*** ITEMS ***

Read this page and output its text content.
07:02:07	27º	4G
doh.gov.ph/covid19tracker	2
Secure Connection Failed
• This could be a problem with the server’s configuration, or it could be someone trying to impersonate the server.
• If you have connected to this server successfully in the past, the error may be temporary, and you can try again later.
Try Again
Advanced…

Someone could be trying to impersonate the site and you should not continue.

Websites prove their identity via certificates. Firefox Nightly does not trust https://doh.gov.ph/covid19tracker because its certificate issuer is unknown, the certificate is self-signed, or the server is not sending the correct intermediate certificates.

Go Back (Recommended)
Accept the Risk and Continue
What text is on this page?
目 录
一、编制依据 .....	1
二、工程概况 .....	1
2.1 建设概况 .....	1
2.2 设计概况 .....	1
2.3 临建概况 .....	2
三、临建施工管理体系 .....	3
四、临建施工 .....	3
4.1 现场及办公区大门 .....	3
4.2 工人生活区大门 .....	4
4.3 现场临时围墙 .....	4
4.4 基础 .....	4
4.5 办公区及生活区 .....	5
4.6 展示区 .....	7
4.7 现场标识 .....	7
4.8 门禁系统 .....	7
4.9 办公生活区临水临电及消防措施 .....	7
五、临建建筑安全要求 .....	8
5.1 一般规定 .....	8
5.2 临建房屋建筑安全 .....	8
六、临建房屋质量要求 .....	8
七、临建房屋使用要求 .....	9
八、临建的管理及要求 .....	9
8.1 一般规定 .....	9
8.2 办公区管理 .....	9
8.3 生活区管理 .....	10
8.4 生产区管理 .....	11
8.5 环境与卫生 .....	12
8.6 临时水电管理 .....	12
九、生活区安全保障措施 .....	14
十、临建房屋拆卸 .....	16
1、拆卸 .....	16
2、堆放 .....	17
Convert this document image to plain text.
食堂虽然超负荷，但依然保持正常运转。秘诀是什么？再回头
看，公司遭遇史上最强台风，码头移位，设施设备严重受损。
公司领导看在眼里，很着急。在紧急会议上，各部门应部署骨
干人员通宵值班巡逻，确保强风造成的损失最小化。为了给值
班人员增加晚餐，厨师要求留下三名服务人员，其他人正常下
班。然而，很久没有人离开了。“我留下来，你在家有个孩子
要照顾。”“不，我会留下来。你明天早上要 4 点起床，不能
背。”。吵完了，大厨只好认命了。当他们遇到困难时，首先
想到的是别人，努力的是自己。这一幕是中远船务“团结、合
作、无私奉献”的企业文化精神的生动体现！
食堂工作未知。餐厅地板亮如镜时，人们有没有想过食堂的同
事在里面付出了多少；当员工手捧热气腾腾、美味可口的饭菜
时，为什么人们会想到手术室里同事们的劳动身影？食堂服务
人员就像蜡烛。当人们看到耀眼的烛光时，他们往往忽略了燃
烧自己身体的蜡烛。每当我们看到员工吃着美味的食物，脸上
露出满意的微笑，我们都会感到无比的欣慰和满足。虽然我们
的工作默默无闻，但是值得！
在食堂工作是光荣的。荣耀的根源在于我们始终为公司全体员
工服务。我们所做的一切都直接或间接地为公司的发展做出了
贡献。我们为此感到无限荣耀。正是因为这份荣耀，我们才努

***

WHAT IS REQUIRED - Where a line above contains the string "trying", copy that line.

OUTPUT FOR THIS EXERCISE -
• This could be a problem with the server’s configuration, or it could be someone trying to impersonate the server.
Someone could be trying to impersonate the site and you should not continue.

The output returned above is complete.